## WHAT THIS TASK INVOLVES:
What number of lines hold the word "フリーター"? State that number and nothing besides.
[Start DATA EXTRACT]
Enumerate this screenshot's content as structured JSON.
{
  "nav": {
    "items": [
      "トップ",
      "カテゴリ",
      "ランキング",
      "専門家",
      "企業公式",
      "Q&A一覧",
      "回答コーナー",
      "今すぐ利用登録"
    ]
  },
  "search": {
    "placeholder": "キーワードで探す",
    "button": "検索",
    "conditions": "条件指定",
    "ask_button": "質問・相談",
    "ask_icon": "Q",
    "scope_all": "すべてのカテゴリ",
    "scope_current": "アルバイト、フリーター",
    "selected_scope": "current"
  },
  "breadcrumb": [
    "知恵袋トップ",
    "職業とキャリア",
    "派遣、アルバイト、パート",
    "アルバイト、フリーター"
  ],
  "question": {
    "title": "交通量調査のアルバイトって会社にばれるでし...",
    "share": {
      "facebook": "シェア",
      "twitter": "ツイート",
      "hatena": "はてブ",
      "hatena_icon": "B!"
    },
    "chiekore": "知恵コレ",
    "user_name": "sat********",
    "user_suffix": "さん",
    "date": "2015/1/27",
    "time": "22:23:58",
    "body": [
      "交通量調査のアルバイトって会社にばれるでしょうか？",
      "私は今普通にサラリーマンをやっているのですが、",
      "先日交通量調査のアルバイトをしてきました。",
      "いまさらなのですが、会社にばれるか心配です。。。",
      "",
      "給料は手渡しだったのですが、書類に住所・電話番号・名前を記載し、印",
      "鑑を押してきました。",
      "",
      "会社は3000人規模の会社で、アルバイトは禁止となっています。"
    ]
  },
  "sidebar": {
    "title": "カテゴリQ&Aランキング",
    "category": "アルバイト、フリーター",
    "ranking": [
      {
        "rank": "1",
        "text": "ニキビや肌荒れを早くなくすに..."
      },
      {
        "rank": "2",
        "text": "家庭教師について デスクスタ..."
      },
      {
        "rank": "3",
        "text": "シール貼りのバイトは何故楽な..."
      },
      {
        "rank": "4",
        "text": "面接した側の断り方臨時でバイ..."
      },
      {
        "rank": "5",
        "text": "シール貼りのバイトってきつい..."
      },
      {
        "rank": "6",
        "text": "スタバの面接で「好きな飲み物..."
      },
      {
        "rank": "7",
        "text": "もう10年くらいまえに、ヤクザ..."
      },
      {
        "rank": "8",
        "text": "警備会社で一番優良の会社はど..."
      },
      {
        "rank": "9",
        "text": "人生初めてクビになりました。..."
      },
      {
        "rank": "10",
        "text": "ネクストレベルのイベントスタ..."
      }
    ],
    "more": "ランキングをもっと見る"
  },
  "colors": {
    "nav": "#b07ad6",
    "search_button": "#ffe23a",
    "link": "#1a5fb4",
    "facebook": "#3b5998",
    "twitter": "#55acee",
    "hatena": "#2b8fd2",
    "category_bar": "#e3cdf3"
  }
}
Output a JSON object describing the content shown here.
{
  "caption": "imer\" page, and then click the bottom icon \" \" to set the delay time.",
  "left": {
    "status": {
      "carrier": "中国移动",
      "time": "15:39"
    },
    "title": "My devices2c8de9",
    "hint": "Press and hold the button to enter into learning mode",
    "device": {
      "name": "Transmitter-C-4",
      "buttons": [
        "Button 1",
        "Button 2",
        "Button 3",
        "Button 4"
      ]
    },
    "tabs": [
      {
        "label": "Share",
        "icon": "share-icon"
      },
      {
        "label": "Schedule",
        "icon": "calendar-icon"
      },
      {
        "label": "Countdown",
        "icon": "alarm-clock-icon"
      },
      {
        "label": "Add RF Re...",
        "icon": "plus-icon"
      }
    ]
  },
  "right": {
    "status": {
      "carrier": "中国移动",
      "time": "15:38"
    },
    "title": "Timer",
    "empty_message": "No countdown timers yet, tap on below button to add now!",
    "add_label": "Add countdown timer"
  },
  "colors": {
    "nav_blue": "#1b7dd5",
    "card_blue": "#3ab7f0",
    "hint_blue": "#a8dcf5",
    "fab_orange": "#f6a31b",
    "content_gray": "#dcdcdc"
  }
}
[End DATA EXTRACT]
## RESPONSE TO THE TASK:
3